#### [REQUEST]
Repeat every line below exactly as it reads.

[Data entries]
§ §
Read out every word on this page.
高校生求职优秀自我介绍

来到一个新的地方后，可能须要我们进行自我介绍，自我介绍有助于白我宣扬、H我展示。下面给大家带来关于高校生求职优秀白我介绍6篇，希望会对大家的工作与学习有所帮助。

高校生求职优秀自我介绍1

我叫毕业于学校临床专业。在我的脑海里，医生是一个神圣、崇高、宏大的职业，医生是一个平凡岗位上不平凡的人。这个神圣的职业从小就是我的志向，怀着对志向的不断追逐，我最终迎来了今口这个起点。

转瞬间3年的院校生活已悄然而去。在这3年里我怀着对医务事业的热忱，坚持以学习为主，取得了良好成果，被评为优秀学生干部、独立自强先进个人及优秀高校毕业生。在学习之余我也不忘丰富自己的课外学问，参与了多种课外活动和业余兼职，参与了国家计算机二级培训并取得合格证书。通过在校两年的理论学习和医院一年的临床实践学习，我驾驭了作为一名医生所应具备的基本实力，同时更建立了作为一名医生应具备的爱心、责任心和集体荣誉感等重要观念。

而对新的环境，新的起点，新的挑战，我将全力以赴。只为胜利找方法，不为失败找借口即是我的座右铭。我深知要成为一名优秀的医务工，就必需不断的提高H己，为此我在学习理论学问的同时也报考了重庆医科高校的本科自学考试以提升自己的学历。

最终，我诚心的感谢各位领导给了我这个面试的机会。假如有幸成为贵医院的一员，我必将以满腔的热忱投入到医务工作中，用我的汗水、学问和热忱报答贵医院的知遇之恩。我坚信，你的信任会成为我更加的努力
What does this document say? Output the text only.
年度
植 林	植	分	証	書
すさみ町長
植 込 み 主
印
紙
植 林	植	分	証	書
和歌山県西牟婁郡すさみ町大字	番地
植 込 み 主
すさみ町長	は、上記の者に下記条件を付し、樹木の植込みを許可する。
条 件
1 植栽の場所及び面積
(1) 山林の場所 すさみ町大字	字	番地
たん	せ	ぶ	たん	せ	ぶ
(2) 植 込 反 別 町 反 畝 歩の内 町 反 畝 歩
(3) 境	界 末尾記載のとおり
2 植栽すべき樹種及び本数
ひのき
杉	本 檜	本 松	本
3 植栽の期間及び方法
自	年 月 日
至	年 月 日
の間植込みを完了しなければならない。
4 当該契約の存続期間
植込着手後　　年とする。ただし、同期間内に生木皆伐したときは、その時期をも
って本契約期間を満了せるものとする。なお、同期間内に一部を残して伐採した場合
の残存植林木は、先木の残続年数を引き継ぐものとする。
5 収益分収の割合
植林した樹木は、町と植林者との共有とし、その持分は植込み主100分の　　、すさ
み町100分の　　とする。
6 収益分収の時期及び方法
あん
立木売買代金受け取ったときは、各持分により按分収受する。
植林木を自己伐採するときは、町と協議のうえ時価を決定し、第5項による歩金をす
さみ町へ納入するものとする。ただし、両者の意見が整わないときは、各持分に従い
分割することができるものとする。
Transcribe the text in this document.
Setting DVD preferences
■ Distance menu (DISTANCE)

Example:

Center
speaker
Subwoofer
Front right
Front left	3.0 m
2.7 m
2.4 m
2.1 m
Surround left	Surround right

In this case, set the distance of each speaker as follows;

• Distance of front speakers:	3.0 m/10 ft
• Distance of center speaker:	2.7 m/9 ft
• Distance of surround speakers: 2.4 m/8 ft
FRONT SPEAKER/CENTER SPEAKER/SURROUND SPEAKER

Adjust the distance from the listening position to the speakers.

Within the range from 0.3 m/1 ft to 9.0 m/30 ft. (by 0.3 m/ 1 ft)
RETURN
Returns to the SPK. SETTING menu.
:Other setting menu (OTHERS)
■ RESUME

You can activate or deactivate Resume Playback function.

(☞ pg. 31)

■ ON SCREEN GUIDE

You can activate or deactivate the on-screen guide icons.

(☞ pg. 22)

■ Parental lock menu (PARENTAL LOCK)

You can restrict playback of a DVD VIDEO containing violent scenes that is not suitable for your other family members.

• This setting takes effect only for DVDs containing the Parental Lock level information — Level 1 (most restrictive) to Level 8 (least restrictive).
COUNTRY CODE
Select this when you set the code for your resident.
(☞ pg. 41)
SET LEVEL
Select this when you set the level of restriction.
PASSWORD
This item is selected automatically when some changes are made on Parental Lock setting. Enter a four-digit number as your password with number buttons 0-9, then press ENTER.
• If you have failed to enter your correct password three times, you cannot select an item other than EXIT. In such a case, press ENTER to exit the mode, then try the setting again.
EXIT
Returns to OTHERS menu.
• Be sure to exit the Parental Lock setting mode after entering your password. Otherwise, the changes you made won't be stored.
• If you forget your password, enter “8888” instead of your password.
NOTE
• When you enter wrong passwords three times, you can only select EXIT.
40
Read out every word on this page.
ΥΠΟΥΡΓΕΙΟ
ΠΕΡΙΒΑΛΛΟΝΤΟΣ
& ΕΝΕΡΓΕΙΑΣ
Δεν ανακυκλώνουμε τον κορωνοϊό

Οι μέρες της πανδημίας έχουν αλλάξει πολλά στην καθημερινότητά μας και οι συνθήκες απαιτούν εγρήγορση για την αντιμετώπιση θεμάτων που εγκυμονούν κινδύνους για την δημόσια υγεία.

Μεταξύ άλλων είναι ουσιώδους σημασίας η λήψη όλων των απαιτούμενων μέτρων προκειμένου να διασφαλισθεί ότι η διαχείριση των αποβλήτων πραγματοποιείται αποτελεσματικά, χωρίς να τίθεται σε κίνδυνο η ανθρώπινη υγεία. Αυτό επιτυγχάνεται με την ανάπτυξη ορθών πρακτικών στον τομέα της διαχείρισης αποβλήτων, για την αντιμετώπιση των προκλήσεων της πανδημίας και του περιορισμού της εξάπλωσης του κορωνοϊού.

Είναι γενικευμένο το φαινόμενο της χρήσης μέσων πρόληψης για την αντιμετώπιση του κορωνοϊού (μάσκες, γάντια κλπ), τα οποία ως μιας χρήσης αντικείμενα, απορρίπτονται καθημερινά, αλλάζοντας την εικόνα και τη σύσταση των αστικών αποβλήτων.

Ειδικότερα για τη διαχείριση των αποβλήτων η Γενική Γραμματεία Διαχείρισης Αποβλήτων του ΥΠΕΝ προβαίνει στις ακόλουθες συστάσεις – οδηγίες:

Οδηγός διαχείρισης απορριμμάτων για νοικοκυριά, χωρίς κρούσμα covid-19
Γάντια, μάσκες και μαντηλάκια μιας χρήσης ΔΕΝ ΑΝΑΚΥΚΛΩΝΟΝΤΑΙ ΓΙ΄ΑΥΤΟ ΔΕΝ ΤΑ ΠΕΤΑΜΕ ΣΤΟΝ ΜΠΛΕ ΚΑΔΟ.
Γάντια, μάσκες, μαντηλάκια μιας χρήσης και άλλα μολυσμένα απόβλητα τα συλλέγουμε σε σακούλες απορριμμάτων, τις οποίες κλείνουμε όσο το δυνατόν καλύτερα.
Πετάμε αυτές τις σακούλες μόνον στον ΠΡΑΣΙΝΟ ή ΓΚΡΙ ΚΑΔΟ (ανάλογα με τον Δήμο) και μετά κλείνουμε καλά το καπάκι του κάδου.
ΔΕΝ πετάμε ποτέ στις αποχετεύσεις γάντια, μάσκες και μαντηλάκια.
§ §
#### [OUTPUT OF THE EXERCISE]
Read out every word on this page.
高校生求职优秀自我介绍

来到一个新的地方后，可能须要我们进行自我介绍，自我介绍有助于白我宣扬、H我展示。下面给大家带来关于高校生求职优秀白我介绍6篇，希望会对大家的工作与学习有所帮助。

高校生求职优秀自我介绍1

我叫毕业于学校临床专业。在我的脑海里，医生是一个神圣、崇高、宏大的职业，医生是一个平凡岗位上不平凡的人。这个神圣的职业从小就是我的志向，怀着对志向的不断追逐，我最终迎来了今口这个起点。

转瞬间3年的院校生活已悄然而去。在这3年里我怀着对医务事业的热忱，坚持以学习为主，取得了良好成果，被评为优秀学生干部、独立自强先进个人及优秀高校毕业生。在学习之余我也不忘丰富自己的课外学问，参与了多种课外活动和业余兼职，参与了国家计算机二级培训并取得合格证书。通过在校两年的理论学习和医院一年的临床实践学习，我驾驭了作为一名医生所应具备的基本实力，同时更建立了作为一名医生应具备的爱心、责任心和集体荣誉感等重要观念。

而对新的环境，新的起点，新的挑战，我将全力以赴。只为胜利找方法，不为失败找借口即是我的座右铭。我深知要成为一名优秀的医务工，就必需不断的提高H己，为此我在学习理论学问的同时也报考了重庆医科高校的本科自学考试以提升自己的学历。

最终，我诚心的感谢各位领导给了我这个面试的机会。假如有幸成为贵医院的一员，我必将以满腔的热忱投入到医务工作中，用我的汗水、学问和热忱报答贵医院的知遇之恩。我坚信，你的信任会成为我更加的努力
What does this document say? Output the text only.
年度
植 林	植	分	証	書
すさみ町長
植 込 み 主
印
紙
植 林	植	分	証	書
和歌山県西牟婁郡すさみ町大字	番地
植 込 み 主
すさみ町長	は、上記の者に下記条件を付し、樹木の植込みを許可する。
条 件
1 植栽の場所及び面積
(1) 山林の場所 すさみ町大字	字	番地
たん	せ	ぶ	たん	せ	ぶ
(2) 植 込 反 別 町 反 畝 歩の内 町 反 畝 歩
(3) 境	界 末尾記載のとおり
2 植栽すべき樹種及び本数
ひのき
杉	本 檜	本 松	本
3 植栽の期間及び方法
自	年 月 日
至	年 月 日
の間植込みを完了しなければならない。
4 当該契約の存続期間
植込着手後　　年とする。ただし、同期間内に生木皆伐したときは、その時期をも
って本契約期間を満了せるものとする。なお、同期間内に一部を残して伐採した場合
の残存植林木は、先木の残続年数を引き継ぐものとする。
5 収益分収の割合
植林した樹木は、町と植林者との共有とし、その持分は植込み主100分の　　、すさ
み町100分の　　とする。
6 収益分収の時期及び方法
あん
立木売買代金受け取ったときは、各持分により按分収受する。
植林木を自己伐採するときは、町と協議のうえ時価を決定し、第5項による歩金をす
さみ町へ納入するものとする。ただし、両者の意見が整わないときは、各持分に従い
分割することができるものとする。
Transcribe the text in this document.
Setting DVD preferences
■ Distance menu (DISTANCE)

Example:

Center
speaker
Subwoofer
Front right
Front left	3.0 m
2.7 m
2.4 m
2.1 m
Surround left	Surround right

In this case, set the distance of each speaker as follows;

• Distance of front speakers:	3.0 m/10 ft
• Distance of center speaker:	2.7 m/9 ft
• Distance of surround speakers: 2.4 m/8 ft
FRONT SPEAKER/CENTER SPEAKER/SURROUND SPEAKER

Adjust the distance from the listening position to the speakers.

Within the range from 0.3 m/1 ft to 9.0 m/30 ft. (by 0.3 m/ 1 ft)
RETURN
Returns to the SPK. SETTING menu.
:Other setting menu (OTHERS)
■ RESUME

You can activate or deactivate Resume Playback function.

(☞ pg. 31)

■ ON SCREEN GUIDE

You can activate or deactivate the on-screen guide icons.

(☞ pg. 22)

■ Parental lock menu (PARENTAL LOCK)

You can restrict playback of a DVD VIDEO containing violent scenes that is not suitable for your other family members.

• This setting takes effect only for DVDs containing the Parental Lock level information — Level 1 (most restrictive) to Level 8 (least restrictive).
COUNTRY CODE
Select this when you set the code for your resident.
(☞ pg. 41)
SET LEVEL
Select this when you set the level of restriction.
PASSWORD
This item is selected automatically when some changes are made on Parental Lock setting. Enter a four-digit number as your password with number buttons 0-9, then press ENTER.
• If you have failed to enter your correct password three times, you cannot select an item other than EXIT. In such a case, press ENTER to exit the mode, then try the setting again.
EXIT
Returns to OTHERS menu.
• Be sure to exit the Parental Lock setting mode after entering your password. Otherwise, the changes you made won't be stored.
• If you forget your password, enter “8888” instead of your password.
NOTE
• When you enter wrong passwords three times, you can only select EXIT.
40
Read out every word on this page.
ΥΠΟΥΡΓΕΙΟ
ΠΕΡΙΒΑΛΛΟΝΤΟΣ
& ΕΝΕΡΓΕΙΑΣ
Δεν ανακυκλώνουμε τον κορωνοϊό

Οι μέρες της πανδημίας έχουν αλλάξει πολλά στην καθημερινότητά μας και οι συνθήκες απαιτούν εγρήγορση για την αντιμετώπιση θεμάτων που εγκυμονούν κινδύνους για την δημόσια υγεία.

Μεταξύ άλλων είναι ουσιώδους σημασίας η λήψη όλων των απαιτούμενων μέτρων προκειμένου να διασφαλισθεί ότι η διαχείριση των αποβλήτων πραγματοποιείται αποτελεσματικά, χωρίς να τίθεται σε κίνδυνο η ανθρώπινη υγεία. Αυτό επιτυγχάνεται με την ανάπτυξη ορθών πρακτικών στον τομέα της διαχείρισης αποβλήτων, για την αντιμετώπιση των προκλήσεων της πανδημίας και του περιορισμού της εξάπλωσης του κορωνοϊού.

Είναι γενικευμένο το φαινόμενο της χρήσης μέσων πρόληψης για την αντιμετώπιση του κορωνοϊού (μάσκες, γάντια κλπ), τα οποία ως μιας χρήσης αντικείμενα, απορρίπτονται καθημερινά, αλλάζοντας την εικόνα και τη σύσταση των αστικών αποβλήτων.

Ειδικότερα για τη διαχείριση των αποβλήτων η Γενική Γραμματεία Διαχείρισης Αποβλήτων του ΥΠΕΝ προβαίνει στις ακόλουθες συστάσεις – οδηγίες:

Οδηγός διαχείρισης απορριμμάτων για νοικοκυριά, χωρίς κρούσμα covid-19
Γάντια, μάσκες και μαντηλάκια μιας χρήσης ΔΕΝ ΑΝΑΚΥΚΛΩΝΟΝΤΑΙ ΓΙ΄ΑΥΤΟ ΔΕΝ ΤΑ ΠΕΤΑΜΕ ΣΤΟΝ ΜΠΛΕ ΚΑΔΟ.
Γάντια, μάσκες, μαντηλάκια μιας χρήσης και άλλα μολυσμένα απόβλητα τα συλλέγουμε σε σακούλες απορριμμάτων, τις οποίες κλείνουμε όσο το δυνατόν καλύτερα.
Πετάμε αυτές τις σακούλες μόνον στον ΠΡΑΣΙΝΟ ή ΓΚΡΙ ΚΑΔΟ (ανάλογα με τον Δήμο) και μετά κλείνουμε καλά το καπάκι του κάδου.
ΔΕΝ πετάμε ποτέ στις αποχετεύσεις γάντια, μάσκες και μαντηλάκια.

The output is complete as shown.